* PROBLEM TO SOLVE *
How many lines of these entries hold the string "this"? Answer with the number alone.

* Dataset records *
>>>

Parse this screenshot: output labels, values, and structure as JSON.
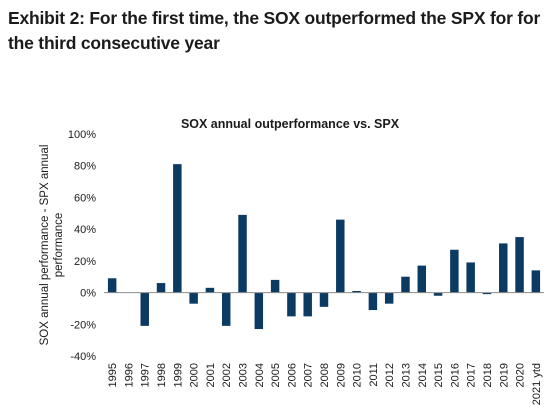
{
  "exhibit": {
    "title_line1": "Exhibit 2: For the first time, the SOX outperformed the SPX for for",
    "title_line2": "the third consecutive year"
  },
  "colors": {
    "bar": "#0b3a63",
    "axis": "#8c8c8c",
    "text": "#1b1b1b"
  },
  "chart_data": {
    "type": "bar",
    "title": "SOX annual outperformance vs. SPX",
    "xlabel": "",
    "ylabel_line1": "SOX annual performance - SPX annual",
    "ylabel_line2": "performance",
    "ylim": [
      -40,
      100
    ],
    "yticks": [
      100,
      80,
      60,
      40,
      20,
      0,
      -20,
      -40
    ],
    "ytick_labels": [
      "100%",
      "80%",
      "60%",
      "40%",
      "20%",
      "0%",
      "-20%",
      "-40%"
    ],
    "grid": false,
    "legend": "none",
    "categories": [
      "1995",
      "1996",
      "1997",
      "1998",
      "1999",
      "2000",
      "2001",
      "2002",
      "2003",
      "2004",
      "2005",
      "2006",
      "2007",
      "2008",
      "2009",
      "2010",
      "2011",
      "2012",
      "2013",
      "2014",
      "2015",
      "2016",
      "2017",
      "2018",
      "2019",
      "2020",
      "2021 ytd"
    ],
    "values": [
      9,
      0,
      -21,
      6,
      81,
      -7,
      3,
      -21,
      49,
      -23,
      8,
      -15,
      -15,
      -9,
      46,
      1,
      -11,
      -7,
      10,
      17,
      -2,
      27,
      19,
      -1,
      31,
      35,
      14
    ]
  }
}
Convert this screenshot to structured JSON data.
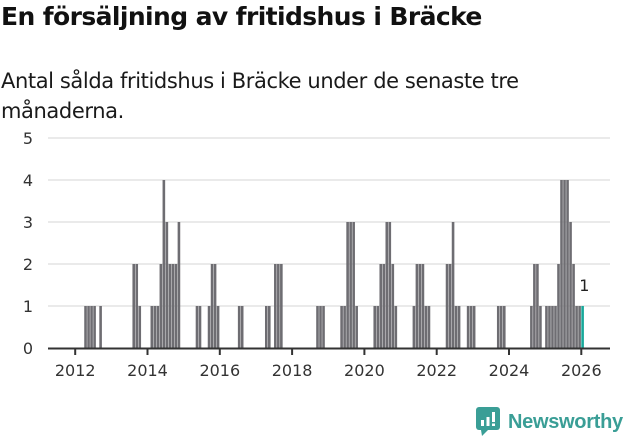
{
  "header": {
    "title": "En försäljning av fritidshus i Bräcke",
    "subtitle": "Antal sålda fritidshus i Bräcke under de senaste tre månaderna."
  },
  "branding": {
    "logo_icon": "bar-chart-speech-bubble-icon",
    "logo_text": "Newsworthy",
    "color": "#3a9e96"
  },
  "colors": {
    "bar": "#6e6d72",
    "highlight": "#18a89a",
    "grid": "#e3e3e3",
    "axis": "#333333"
  },
  "chart_data": {
    "type": "bar",
    "title": "En försäljning av fritidshus i Bräcke",
    "subtitle": "Antal sålda fritidshus i Bräcke under de senaste tre månaderna.",
    "xlabel": "",
    "ylabel": "",
    "ylim": [
      0,
      5
    ],
    "yticks": [
      0,
      1,
      2,
      3,
      4,
      5
    ],
    "xticks": [
      "2012",
      "2014",
      "2016",
      "2018",
      "2020",
      "2022",
      "2024",
      "2026"
    ],
    "grid": true,
    "x_start": "2011-08",
    "x_end": "2026-09",
    "highlight_last": true,
    "annotation": {
      "x": "2026-01",
      "text": "1"
    },
    "points": [
      {
        "x": "2012-04",
        "y": 1
      },
      {
        "x": "2012-05",
        "y": 1
      },
      {
        "x": "2012-06",
        "y": 1
      },
      {
        "x": "2012-07",
        "y": 1
      },
      {
        "x": "2012-09",
        "y": 1
      },
      {
        "x": "2013-08",
        "y": 2
      },
      {
        "x": "2013-09",
        "y": 2
      },
      {
        "x": "2013-10",
        "y": 1
      },
      {
        "x": "2014-02",
        "y": 1
      },
      {
        "x": "2014-03",
        "y": 1
      },
      {
        "x": "2014-04",
        "y": 1
      },
      {
        "x": "2014-05",
        "y": 2
      },
      {
        "x": "2014-06",
        "y": 4
      },
      {
        "x": "2014-07",
        "y": 3
      },
      {
        "x": "2014-08",
        "y": 2
      },
      {
        "x": "2014-09",
        "y": 2
      },
      {
        "x": "2014-10",
        "y": 2
      },
      {
        "x": "2014-11",
        "y": 3
      },
      {
        "x": "2015-05",
        "y": 1
      },
      {
        "x": "2015-06",
        "y": 1
      },
      {
        "x": "2015-09",
        "y": 1
      },
      {
        "x": "2015-10",
        "y": 2
      },
      {
        "x": "2015-11",
        "y": 2
      },
      {
        "x": "2015-12",
        "y": 1
      },
      {
        "x": "2016-07",
        "y": 1
      },
      {
        "x": "2016-08",
        "y": 1
      },
      {
        "x": "2017-04",
        "y": 1
      },
      {
        "x": "2017-05",
        "y": 1
      },
      {
        "x": "2017-07",
        "y": 2
      },
      {
        "x": "2017-08",
        "y": 2
      },
      {
        "x": "2017-09",
        "y": 2
      },
      {
        "x": "2018-09",
        "y": 1
      },
      {
        "x": "2018-10",
        "y": 1
      },
      {
        "x": "2018-11",
        "y": 1
      },
      {
        "x": "2019-05",
        "y": 1
      },
      {
        "x": "2019-06",
        "y": 1
      },
      {
        "x": "2019-07",
        "y": 3
      },
      {
        "x": "2019-08",
        "y": 3
      },
      {
        "x": "2019-09",
        "y": 3
      },
      {
        "x": "2019-10",
        "y": 1
      },
      {
        "x": "2020-04",
        "y": 1
      },
      {
        "x": "2020-05",
        "y": 1
      },
      {
        "x": "2020-06",
        "y": 2
      },
      {
        "x": "2020-07",
        "y": 2
      },
      {
        "x": "2020-08",
        "y": 3
      },
      {
        "x": "2020-09",
        "y": 3
      },
      {
        "x": "2020-10",
        "y": 2
      },
      {
        "x": "2020-11",
        "y": 1
      },
      {
        "x": "2021-05",
        "y": 1
      },
      {
        "x": "2021-06",
        "y": 2
      },
      {
        "x": "2021-07",
        "y": 2
      },
      {
        "x": "2021-08",
        "y": 2
      },
      {
        "x": "2021-09",
        "y": 1
      },
      {
        "x": "2021-10",
        "y": 1
      },
      {
        "x": "2022-04",
        "y": 2
      },
      {
        "x": "2022-05",
        "y": 2
      },
      {
        "x": "2022-06",
        "y": 3
      },
      {
        "x": "2022-07",
        "y": 1
      },
      {
        "x": "2022-08",
        "y": 1
      },
      {
        "x": "2022-11",
        "y": 1
      },
      {
        "x": "2022-12",
        "y": 1
      },
      {
        "x": "2023-01",
        "y": 1
      },
      {
        "x": "2023-09",
        "y": 1
      },
      {
        "x": "2023-10",
        "y": 1
      },
      {
        "x": "2023-11",
        "y": 1
      },
      {
        "x": "2024-08",
        "y": 1
      },
      {
        "x": "2024-09",
        "y": 2
      },
      {
        "x": "2024-10",
        "y": 2
      },
      {
        "x": "2024-11",
        "y": 1
      },
      {
        "x": "2025-01",
        "y": 1
      },
      {
        "x": "2025-02",
        "y": 1
      },
      {
        "x": "2025-03",
        "y": 1
      },
      {
        "x": "2025-04",
        "y": 1
      },
      {
        "x": "2025-05",
        "y": 2
      },
      {
        "x": "2025-06",
        "y": 4
      },
      {
        "x": "2025-07",
        "y": 4
      },
      {
        "x": "2025-08",
        "y": 4
      },
      {
        "x": "2025-09",
        "y": 3
      },
      {
        "x": "2025-10",
        "y": 2
      },
      {
        "x": "2025-11",
        "y": 1
      },
      {
        "x": "2025-12",
        "y": 1
      },
      {
        "x": "2026-01",
        "y": 1
      }
    ]
  }
}
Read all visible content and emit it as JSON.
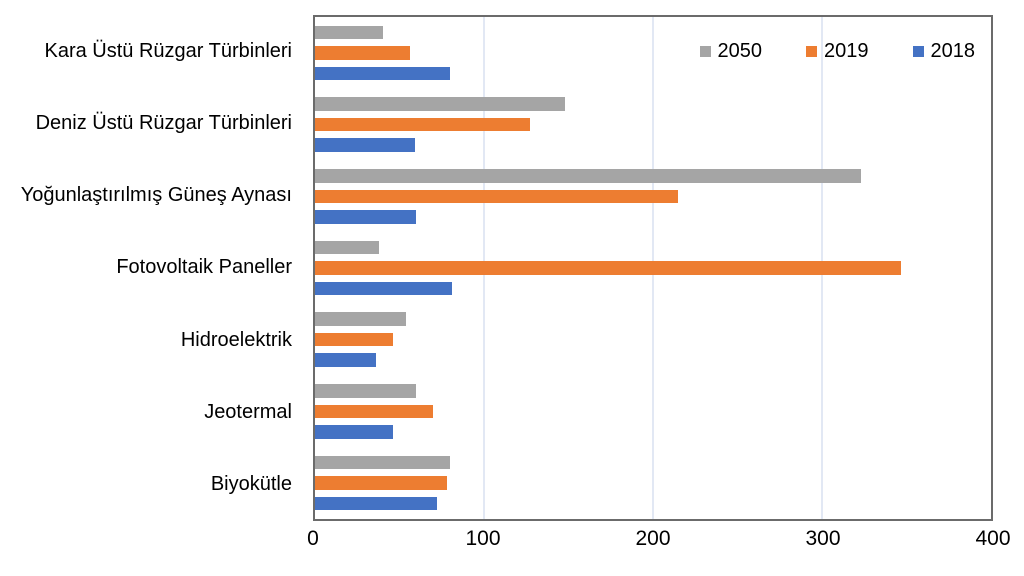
{
  "chart_data": {
    "type": "bar",
    "orientation": "horizontal",
    "title": "",
    "xlabel": "",
    "ylabel": "",
    "categories": [
      "Kara Üstü Rüzgar Türbinleri",
      "Deniz Üstü Rüzgar Türbinleri",
      "Yoğunlaştırılmış Güneş Aynası",
      "Fotovoltaik Paneller",
      "Hidroelektrik",
      "Jeotermal",
      "Biyokütle"
    ],
    "series": [
      {
        "name": "2050",
        "color": "#A5A5A5",
        "values": [
          40,
          148,
          323,
          38,
          54,
          60,
          80
        ]
      },
      {
        "name": "2019",
        "color": "#ED7D31",
        "values": [
          56,
          127,
          215,
          347,
          46,
          70,
          78
        ]
      },
      {
        "name": "2018",
        "color": "#4472C4",
        "values": [
          80,
          59,
          60,
          81,
          36,
          46,
          72
        ]
      }
    ],
    "xlim": [
      0,
      400
    ],
    "x_ticks": [
      0,
      100,
      200,
      300,
      400
    ],
    "grid": true,
    "legend_position": "top-right"
  },
  "colors": {
    "gridline": "#e2e8f4",
    "plot_border": "#6b6b6b",
    "text": "#000000",
    "background": "#ffffff"
  }
}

<<<

* FULL SOLUTION *
2